Reproduce all entries verbatim, with nothing added or dropped.

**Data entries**
--- Start ---
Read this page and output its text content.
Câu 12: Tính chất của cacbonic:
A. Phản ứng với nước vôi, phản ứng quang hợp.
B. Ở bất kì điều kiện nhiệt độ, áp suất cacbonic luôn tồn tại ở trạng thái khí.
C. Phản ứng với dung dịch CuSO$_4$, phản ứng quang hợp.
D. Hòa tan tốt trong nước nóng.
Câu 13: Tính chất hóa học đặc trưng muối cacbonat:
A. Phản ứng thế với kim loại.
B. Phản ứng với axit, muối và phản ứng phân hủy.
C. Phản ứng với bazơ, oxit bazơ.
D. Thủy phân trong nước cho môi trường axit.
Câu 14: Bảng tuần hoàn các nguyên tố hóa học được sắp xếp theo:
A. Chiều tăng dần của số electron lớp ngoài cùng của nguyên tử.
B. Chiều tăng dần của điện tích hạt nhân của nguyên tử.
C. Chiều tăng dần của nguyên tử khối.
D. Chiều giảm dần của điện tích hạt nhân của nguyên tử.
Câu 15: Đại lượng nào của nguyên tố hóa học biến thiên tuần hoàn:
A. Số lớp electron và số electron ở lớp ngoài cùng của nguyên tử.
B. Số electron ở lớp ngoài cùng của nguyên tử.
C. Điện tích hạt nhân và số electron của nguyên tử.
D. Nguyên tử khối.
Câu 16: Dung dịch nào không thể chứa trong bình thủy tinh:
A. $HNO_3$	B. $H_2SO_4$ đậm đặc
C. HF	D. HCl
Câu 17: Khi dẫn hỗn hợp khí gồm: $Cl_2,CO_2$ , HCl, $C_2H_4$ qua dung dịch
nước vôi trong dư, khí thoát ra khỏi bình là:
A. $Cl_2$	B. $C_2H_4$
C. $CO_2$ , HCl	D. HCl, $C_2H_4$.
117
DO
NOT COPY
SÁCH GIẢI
--- End ---
**SOLUTION FOR THIS EXERCISE**
Read this page and output its text content.
Câu 12: Tính chất của cacbonic:
A. Phản ứng với nước vôi, phản ứng quang hợp.
B. Ở bất kì điều kiện nhiệt độ, áp suất cacbonic luôn tồn tại ở trạng thái khí.
C. Phản ứng với dung dịch CuSO$_4$, phản ứng quang hợp.
D. Hòa tan tốt trong nước nóng.
Câu 13: Tính chất hóa học đặc trưng muối cacbonat:
A. Phản ứng thế với kim loại.
B. Phản ứng với axit, muối và phản ứng phân hủy.
C. Phản ứng với bazơ, oxit bazơ.
D. Thủy phân trong nước cho môi trường axit.
Câu 14: Bảng tuần hoàn các nguyên tố hóa học được sắp xếp theo:
A. Chiều tăng dần của số electron lớp ngoài cùng của nguyên tử.
B. Chiều tăng dần của điện tích hạt nhân của nguyên tử.
C. Chiều tăng dần của nguyên tử khối.
D. Chiều giảm dần của điện tích hạt nhân của nguyên tử.
Câu 15: Đại lượng nào của nguyên tố hóa học biến thiên tuần hoàn:
A. Số lớp electron và số electron ở lớp ngoài cùng của nguyên tử.
B. Số electron ở lớp ngoài cùng của nguyên tử.
C. Điện tích hạt nhân và số electron của nguyên tử.
D. Nguyên tử khối.
Câu 16: Dung dịch nào không thể chứa trong bình thủy tinh:
A. $HNO_3$	B. $H_2SO_4$ đậm đặc
C. HF	D. HCl
Câu 17: Khi dẫn hỗn hợp khí gồm: $Cl_2,CO_2$ , HCl, $C_2H_4$ qua dung dịch
nước vôi trong dư, khí thoát ra khỏi bình là:
A. $Cl_2$	B. $C_2H_4$
C. $CO_2$ , HCl	D. HCl, $C_2H_4$.
117
DO
NOT COPY
SÁCH GIẢI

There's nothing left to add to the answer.